Written task
Pick out each line in these entries that contains the string "Volume".

********************

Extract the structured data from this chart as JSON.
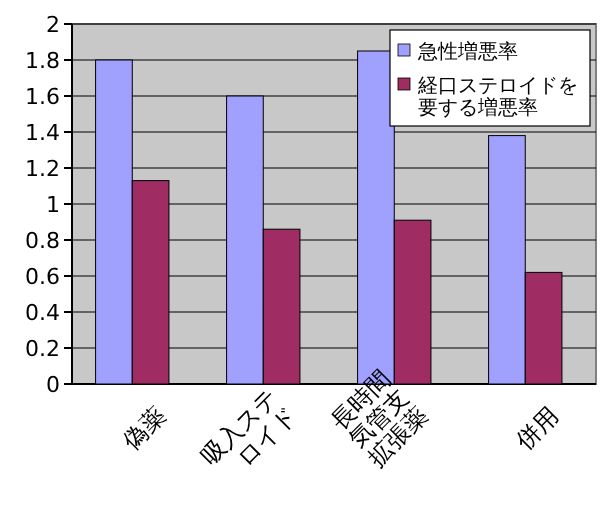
{
  "chart_data": {
    "type": "bar",
    "categories": [
      "偽薬",
      "吸入ステ\nロイド",
      "長時間\n気管支\n拡張薬",
      "併用"
    ],
    "series": [
      {
        "name": "急性増悪率",
        "color": "#a0a0ff",
        "values": [
          1.8,
          1.6,
          1.85,
          1.38
        ]
      },
      {
        "name": "経口ステロイドを要する増悪率",
        "color": "#a02c64",
        "values": [
          1.13,
          0.86,
          0.91,
          0.62
        ]
      }
    ],
    "ylim": [
      0,
      2
    ],
    "yticks": [
      0,
      0.2,
      0.4,
      0.6,
      0.8,
      1,
      1.2,
      1.4,
      1.6,
      1.8,
      2
    ],
    "grid": "y",
    "legend": "top right"
  }
}
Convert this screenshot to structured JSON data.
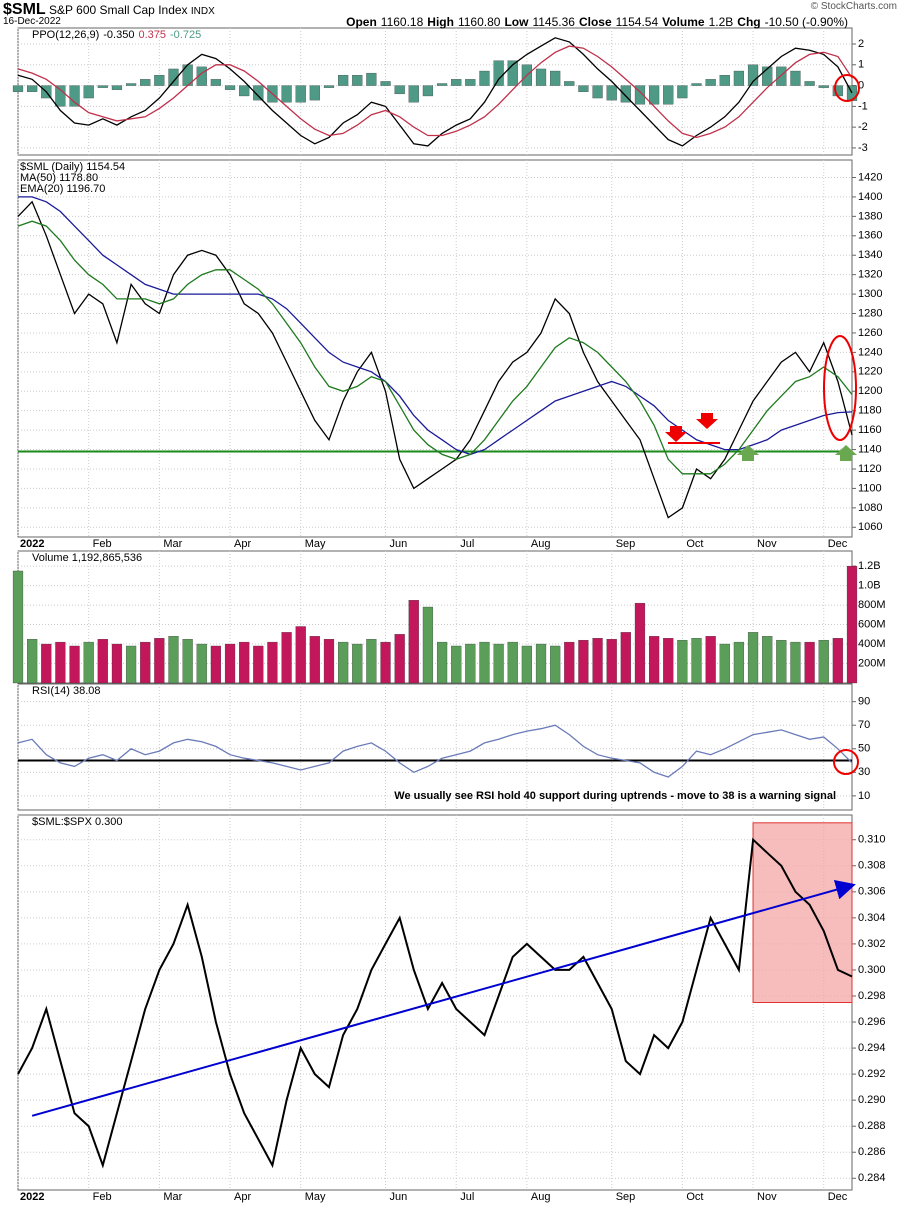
{
  "header": {
    "symbol": "$SML",
    "name": "S&P 600 Small Cap Index",
    "exchange": "INDX",
    "date": "16-Dec-2022",
    "quote": [
      [
        "Open",
        "1160.18"
      ],
      [
        "High",
        "1160.80"
      ],
      [
        "Low",
        "1145.36"
      ],
      [
        "Close",
        "1154.54"
      ],
      [
        "Volume",
        "1.2B"
      ],
      [
        "Chg",
        "-10.50 (-0.90%)"
      ]
    ],
    "copyright": "© StockCharts.com"
  },
  "xaxis": {
    "xlim": [
      0,
      59
    ],
    "xticks": [
      {
        "value": 0,
        "label": "2022"
      },
      {
        "value": 5,
        "label": "Feb"
      },
      {
        "value": 10,
        "label": "Mar"
      },
      {
        "value": 15,
        "label": "Apr"
      },
      {
        "value": 20,
        "label": "May"
      },
      {
        "value": 26,
        "label": "Jun"
      },
      {
        "value": 31,
        "label": "Jul"
      },
      {
        "value": 36,
        "label": "Aug"
      },
      {
        "value": 42,
        "label": "Sep"
      },
      {
        "value": 47,
        "label": "Oct"
      },
      {
        "value": 52,
        "label": "Nov"
      },
      {
        "value": 57,
        "label": "Dec"
      }
    ]
  },
  "chart_data": [
    {
      "type": "line",
      "label": "PPO(12,26,9)",
      "ylim": [
        -3.34,
        2.77
      ],
      "yticks": [
        -3,
        -2,
        -1,
        0,
        1,
        2
      ],
      "series": [
        {
          "name": "-0.350",
          "style": "line",
          "color": "#000000",
          "values": [
            0.5,
            0.3,
            -0.3,
            -1.2,
            -1.8,
            -1.9,
            -1.6,
            -1.9,
            -1.5,
            -1.2,
            -0.6,
            0.2,
            1.0,
            1.5,
            1.3,
            0.8,
            0.2,
            -0.5,
            -1.2,
            -1.8,
            -2.4,
            -2.8,
            -2.5,
            -1.8,
            -1.4,
            -0.8,
            -1.0,
            -1.9,
            -2.8,
            -2.9,
            -2.3,
            -1.9,
            -1.6,
            -0.8,
            0.3,
            1.0,
            1.5,
            1.9,
            2.3,
            2.1,
            1.5,
            0.8,
            0.2,
            -0.5,
            -1.2,
            -1.9,
            -2.6,
            -2.9,
            -2.4,
            -2.0,
            -1.5,
            -0.8,
            0.2,
            0.8,
            1.4,
            1.8,
            1.7,
            1.5,
            0.9,
            -0.35
          ]
        },
        {
          "name": "0.375",
          "style": "line",
          "color": "#c0304a",
          "values": [
            0.8,
            0.6,
            0.3,
            -0.2,
            -0.8,
            -1.3,
            -1.5,
            -1.7,
            -1.6,
            -1.5,
            -1.1,
            -0.6,
            0.0,
            0.6,
            1.0,
            1.0,
            0.7,
            0.2,
            -0.4,
            -1.0,
            -1.6,
            -2.1,
            -2.4,
            -2.3,
            -1.9,
            -1.4,
            -1.2,
            -1.5,
            -2.0,
            -2.4,
            -2.4,
            -2.2,
            -1.9,
            -1.5,
            -0.9,
            -0.2,
            0.5,
            1.1,
            1.6,
            1.9,
            1.8,
            1.4,
            0.9,
            0.3,
            -0.3,
            -1.0,
            -1.7,
            -2.3,
            -2.5,
            -2.3,
            -2.0,
            -1.5,
            -0.8,
            -0.1,
            0.5,
            1.1,
            1.5,
            1.6,
            1.4,
            0.375
          ]
        },
        {
          "name": "-0.725",
          "style": "bar",
          "color": "#4f9a86",
          "values": [
            -0.3,
            -0.3,
            -0.6,
            -1.0,
            -1.0,
            -0.6,
            -0.1,
            -0.2,
            0.1,
            0.3,
            0.5,
            0.8,
            1.0,
            0.9,
            0.3,
            -0.2,
            -0.5,
            -0.7,
            -0.8,
            -0.8,
            -0.8,
            -0.7,
            -0.1,
            0.5,
            0.5,
            0.6,
            0.2,
            -0.4,
            -0.8,
            -0.5,
            0.1,
            0.3,
            0.3,
            0.7,
            1.2,
            1.2,
            1.0,
            0.8,
            0.7,
            0.2,
            -0.3,
            -0.6,
            -0.7,
            -0.8,
            -0.9,
            -0.9,
            -0.9,
            -0.6,
            0.1,
            0.3,
            0.5,
            0.7,
            1.0,
            0.9,
            0.9,
            0.7,
            0.2,
            -0.1,
            -0.5,
            -0.725
          ]
        }
      ]
    },
    {
      "type": "line",
      "label": "",
      "ylim": [
        1050,
        1438
      ],
      "yticks": [
        1060,
        1080,
        1100,
        1120,
        1140,
        1160,
        1180,
        1200,
        1220,
        1240,
        1260,
        1280,
        1300,
        1320,
        1340,
        1360,
        1380,
        1400,
        1420
      ],
      "support_level": 1138,
      "support_color": "#1a8a1a",
      "series": [
        {
          "name": "$SML (Daily) 1154.54",
          "style": "line",
          "color": "#000000",
          "values": [
            1380,
            1395,
            1360,
            1320,
            1280,
            1300,
            1290,
            1250,
            1310,
            1290,
            1280,
            1320,
            1340,
            1345,
            1340,
            1320,
            1290,
            1280,
            1260,
            1230,
            1200,
            1170,
            1150,
            1190,
            1220,
            1240,
            1200,
            1130,
            1100,
            1110,
            1120,
            1130,
            1150,
            1180,
            1210,
            1230,
            1240,
            1260,
            1295,
            1280,
            1240,
            1210,
            1190,
            1170,
            1150,
            1110,
            1070,
            1080,
            1120,
            1110,
            1130,
            1160,
            1190,
            1210,
            1230,
            1240,
            1220,
            1250,
            1210,
            1155
          ]
        },
        {
          "name": "MA(50) 1178.80",
          "style": "line",
          "color": "#1a1a9a",
          "values": [
            1400,
            1400,
            1395,
            1385,
            1370,
            1355,
            1340,
            1330,
            1320,
            1310,
            1305,
            1300,
            1300,
            1300,
            1300,
            1300,
            1300,
            1300,
            1295,
            1285,
            1270,
            1255,
            1240,
            1230,
            1225,
            1220,
            1210,
            1195,
            1175,
            1160,
            1150,
            1140,
            1135,
            1140,
            1150,
            1160,
            1170,
            1180,
            1190,
            1195,
            1200,
            1205,
            1210,
            1205,
            1195,
            1185,
            1170,
            1160,
            1150,
            1145,
            1140,
            1140,
            1145,
            1150,
            1160,
            1165,
            1170,
            1175,
            1178,
            1178.8
          ]
        },
        {
          "name": "EMA(20) 1196.70",
          "style": "line",
          "color": "#1e7a1e",
          "values": [
            1370,
            1375,
            1370,
            1355,
            1335,
            1320,
            1310,
            1295,
            1295,
            1295,
            1290,
            1295,
            1310,
            1320,
            1325,
            1325,
            1315,
            1305,
            1290,
            1270,
            1250,
            1225,
            1205,
            1200,
            1205,
            1215,
            1210,
            1185,
            1160,
            1145,
            1135,
            1130,
            1135,
            1150,
            1170,
            1190,
            1205,
            1225,
            1245,
            1255,
            1250,
            1240,
            1225,
            1210,
            1190,
            1165,
            1130,
            1115,
            1115,
            1115,
            1125,
            1140,
            1160,
            1180,
            1195,
            1210,
            1215,
            1225,
            1215,
            1196.7
          ]
        }
      ]
    },
    {
      "type": "bar",
      "label": "Volume 1,192,865,536",
      "ylim": [
        0,
        1355000000
      ],
      "yticks": [
        {
          "value": 200000000,
          "label": "200M"
        },
        {
          "value": 400000000,
          "label": "400M"
        },
        {
          "value": 600000000,
          "label": "600M"
        },
        {
          "value": 800000000,
          "label": "800M"
        },
        {
          "value": 1000000000,
          "label": "1.0B"
        },
        {
          "value": 1200000000,
          "label": "1.2B"
        }
      ],
      "up_color": "#5a9e5a",
      "down_color": "#c2185b",
      "series": [
        {
          "name": "Volume",
          "style": "bar",
          "values": [
            1150000000,
            450000000,
            400000000,
            420000000,
            380000000,
            420000000,
            450000000,
            400000000,
            380000000,
            420000000,
            460000000,
            480000000,
            450000000,
            400000000,
            380000000,
            400000000,
            420000000,
            380000000,
            420000000,
            520000000,
            580000000,
            480000000,
            450000000,
            420000000,
            400000000,
            450000000,
            420000000,
            500000000,
            850000000,
            780000000,
            420000000,
            380000000,
            400000000,
            420000000,
            400000000,
            420000000,
            380000000,
            400000000,
            380000000,
            420000000,
            440000000,
            460000000,
            450000000,
            520000000,
            820000000,
            480000000,
            460000000,
            440000000,
            460000000,
            480000000,
            400000000,
            420000000,
            520000000,
            480000000,
            440000000,
            420000000,
            420000000,
            440000000,
            460000000,
            1200000000
          ]
        }
      ]
    },
    {
      "type": "line",
      "label": "RSI(14) 38.08",
      "ylim": [
        -2,
        105
      ],
      "yticks": [
        10,
        30,
        50,
        70,
        90
      ],
      "support_level": 40,
      "support_color": "#000000",
      "annotation": "We usually see RSI hold 40 support during uptrends - move to 38 is a warning signal",
      "series": [
        {
          "name": "RSI",
          "style": "line",
          "color": "#6a7bb8",
          "values": [
            55,
            58,
            45,
            38,
            35,
            42,
            45,
            40,
            50,
            45,
            48,
            55,
            58,
            56,
            52,
            45,
            42,
            40,
            38,
            35,
            32,
            35,
            38,
            48,
            52,
            55,
            48,
            38,
            30,
            35,
            42,
            45,
            48,
            55,
            58,
            62,
            65,
            67,
            70,
            62,
            52,
            45,
            42,
            40,
            38,
            30,
            26,
            35,
            48,
            45,
            50,
            56,
            62,
            64,
            66,
            62,
            58,
            60,
            50,
            38.08
          ]
        }
      ]
    },
    {
      "type": "line",
      "label": "$SML:$SPX 0.300",
      "ylim": [
        0.2831,
        0.3119
      ],
      "yticks": [
        0.284,
        0.286,
        0.288,
        {
          "value": 0.29,
          "label": "0.290"
        },
        0.292,
        0.294,
        0.296,
        0.298,
        {
          "value": 0.3,
          "label": "0.300"
        },
        0.302,
        0.304,
        0.306,
        0.308,
        {
          "value": 0.31,
          "label": "0.310"
        }
      ],
      "trendline": {
        "x": [
          1,
          59
        ],
        "y": [
          0.2888,
          0.3065
        ],
        "color": "#0000d0"
      },
      "highlight": {
        "x": [
          52,
          59
        ],
        "y": [
          0.2975,
          0.3113
        ],
        "color": "#f4a6a6"
      },
      "series": [
        {
          "name": "Ratio",
          "style": "line",
          "color": "#000000",
          "values": [
            0.292,
            0.294,
            0.297,
            0.293,
            0.289,
            0.288,
            0.285,
            0.289,
            0.293,
            0.297,
            0.3,
            0.302,
            0.305,
            0.301,
            0.296,
            0.292,
            0.289,
            0.287,
            0.285,
            0.29,
            0.294,
            0.292,
            0.291,
            0.295,
            0.297,
            0.3,
            0.302,
            0.304,
            0.3,
            0.297,
            0.299,
            0.297,
            0.296,
            0.295,
            0.298,
            0.301,
            0.302,
            0.301,
            0.3,
            0.3,
            0.301,
            0.299,
            0.297,
            0.293,
            0.292,
            0.295,
            0.294,
            0.296,
            0.3,
            0.304,
            0.302,
            0.3,
            0.31,
            0.309,
            0.308,
            0.306,
            0.305,
            0.303,
            0.3,
            0.2995
          ]
        }
      ]
    }
  ]
}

********************

Reply
        "Volume",
      "label": "Volume 1,192,865,536",
          "name": "Volume",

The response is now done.